Excerpt from a dataset:
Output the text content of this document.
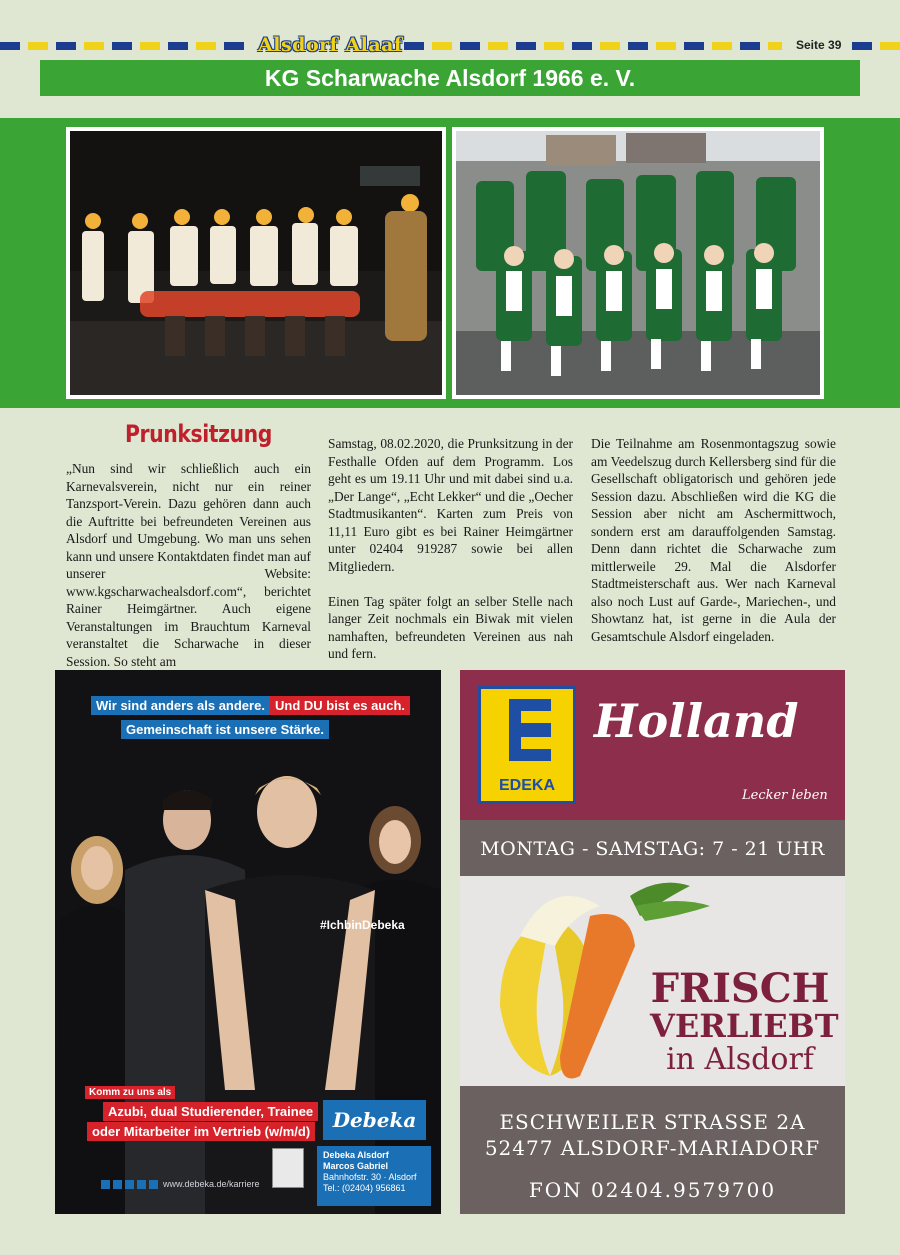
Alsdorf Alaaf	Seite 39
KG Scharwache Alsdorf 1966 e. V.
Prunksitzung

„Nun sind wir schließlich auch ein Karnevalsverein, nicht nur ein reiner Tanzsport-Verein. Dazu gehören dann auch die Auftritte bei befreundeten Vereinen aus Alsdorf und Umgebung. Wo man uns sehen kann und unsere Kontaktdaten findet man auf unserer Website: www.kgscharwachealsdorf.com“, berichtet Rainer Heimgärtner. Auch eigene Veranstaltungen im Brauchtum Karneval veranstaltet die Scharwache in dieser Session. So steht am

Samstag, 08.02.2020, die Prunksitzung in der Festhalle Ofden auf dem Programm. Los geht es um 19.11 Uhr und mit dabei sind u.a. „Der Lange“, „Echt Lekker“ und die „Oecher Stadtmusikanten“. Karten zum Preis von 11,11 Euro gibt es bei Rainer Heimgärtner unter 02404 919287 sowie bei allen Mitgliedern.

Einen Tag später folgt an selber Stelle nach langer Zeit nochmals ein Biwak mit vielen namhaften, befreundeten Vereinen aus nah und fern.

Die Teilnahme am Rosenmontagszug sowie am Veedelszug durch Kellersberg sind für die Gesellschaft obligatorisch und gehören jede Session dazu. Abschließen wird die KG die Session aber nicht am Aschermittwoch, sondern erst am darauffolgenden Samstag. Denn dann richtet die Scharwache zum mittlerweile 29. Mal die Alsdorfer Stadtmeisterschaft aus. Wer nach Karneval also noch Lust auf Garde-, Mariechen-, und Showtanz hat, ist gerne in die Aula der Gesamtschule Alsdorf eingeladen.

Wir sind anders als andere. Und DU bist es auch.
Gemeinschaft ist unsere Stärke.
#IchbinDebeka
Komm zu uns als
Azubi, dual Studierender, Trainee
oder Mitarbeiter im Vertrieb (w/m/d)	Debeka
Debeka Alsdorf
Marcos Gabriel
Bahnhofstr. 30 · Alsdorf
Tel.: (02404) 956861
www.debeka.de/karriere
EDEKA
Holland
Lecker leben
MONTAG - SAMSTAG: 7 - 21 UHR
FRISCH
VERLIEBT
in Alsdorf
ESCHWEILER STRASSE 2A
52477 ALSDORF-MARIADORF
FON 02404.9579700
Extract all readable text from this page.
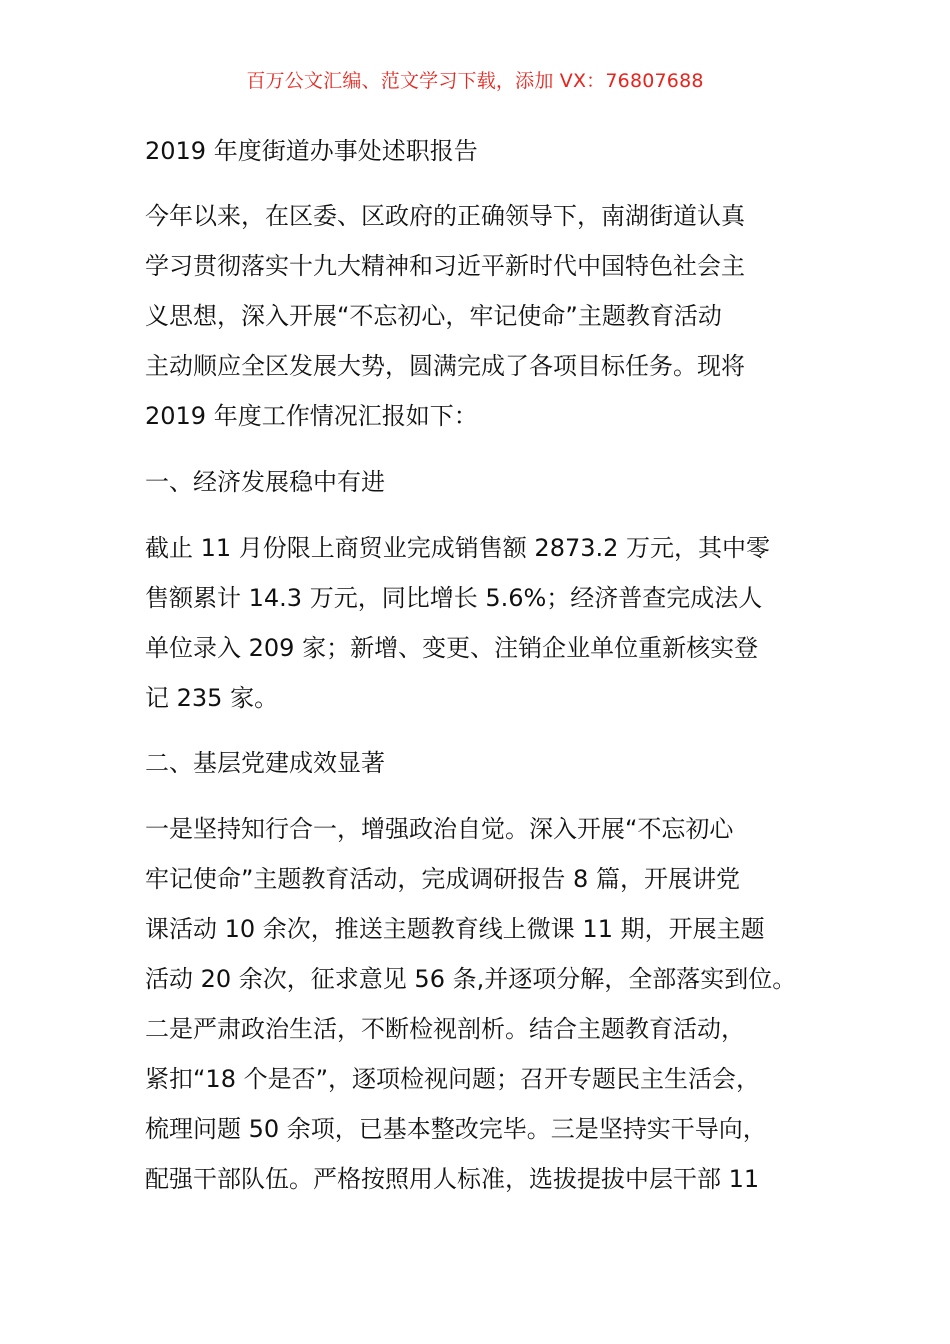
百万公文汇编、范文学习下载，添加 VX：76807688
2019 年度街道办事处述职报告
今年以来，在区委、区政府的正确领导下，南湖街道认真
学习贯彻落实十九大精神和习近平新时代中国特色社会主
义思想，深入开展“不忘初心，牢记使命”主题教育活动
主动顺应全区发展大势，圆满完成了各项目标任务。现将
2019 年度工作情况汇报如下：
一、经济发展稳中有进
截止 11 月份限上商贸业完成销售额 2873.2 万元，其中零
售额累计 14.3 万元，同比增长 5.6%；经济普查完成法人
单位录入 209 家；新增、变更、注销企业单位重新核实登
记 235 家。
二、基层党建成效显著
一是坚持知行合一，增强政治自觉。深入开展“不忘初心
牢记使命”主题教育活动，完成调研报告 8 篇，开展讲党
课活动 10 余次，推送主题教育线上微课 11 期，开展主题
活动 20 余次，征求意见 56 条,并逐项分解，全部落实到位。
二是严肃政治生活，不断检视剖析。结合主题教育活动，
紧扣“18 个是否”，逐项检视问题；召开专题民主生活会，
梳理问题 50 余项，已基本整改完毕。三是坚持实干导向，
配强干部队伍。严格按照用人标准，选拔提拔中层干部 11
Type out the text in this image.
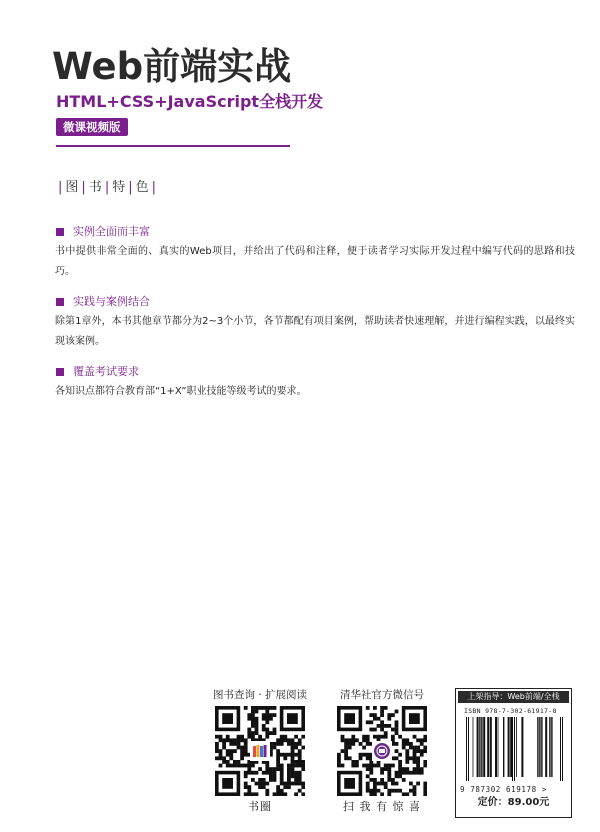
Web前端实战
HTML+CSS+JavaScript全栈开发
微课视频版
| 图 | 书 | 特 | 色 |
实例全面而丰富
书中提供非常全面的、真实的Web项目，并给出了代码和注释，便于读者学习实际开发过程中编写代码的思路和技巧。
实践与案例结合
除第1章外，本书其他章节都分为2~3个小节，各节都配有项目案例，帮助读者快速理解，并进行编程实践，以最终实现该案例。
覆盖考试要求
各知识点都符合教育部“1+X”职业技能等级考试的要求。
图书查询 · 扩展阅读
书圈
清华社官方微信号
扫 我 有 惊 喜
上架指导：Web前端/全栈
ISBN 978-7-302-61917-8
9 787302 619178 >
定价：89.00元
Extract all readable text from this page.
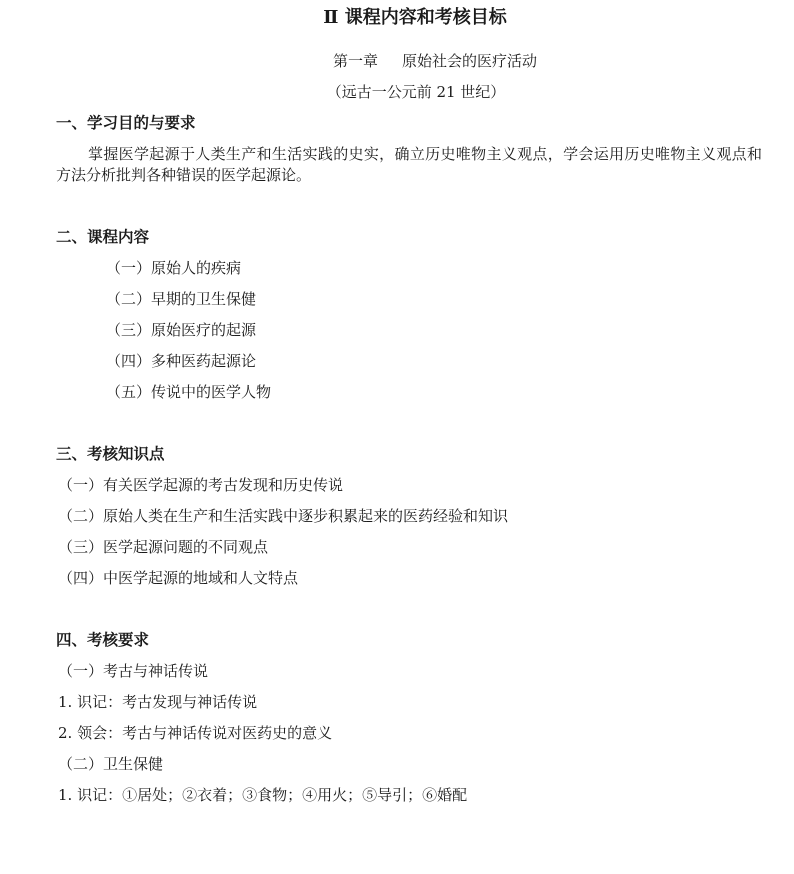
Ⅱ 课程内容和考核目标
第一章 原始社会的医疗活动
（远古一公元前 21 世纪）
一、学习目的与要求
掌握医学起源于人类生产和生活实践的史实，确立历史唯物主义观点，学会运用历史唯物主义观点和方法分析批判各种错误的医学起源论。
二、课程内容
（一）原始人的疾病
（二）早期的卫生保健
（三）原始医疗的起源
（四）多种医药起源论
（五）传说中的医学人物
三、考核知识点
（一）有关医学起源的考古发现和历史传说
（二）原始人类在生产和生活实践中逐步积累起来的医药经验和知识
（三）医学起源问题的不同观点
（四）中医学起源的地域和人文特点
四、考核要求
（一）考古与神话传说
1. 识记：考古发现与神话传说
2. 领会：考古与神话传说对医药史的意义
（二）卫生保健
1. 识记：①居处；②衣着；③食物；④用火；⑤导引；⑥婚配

| Exercise task |
Your answer should be a single number: the count of lines in the data that include the word "text".

| Response |
4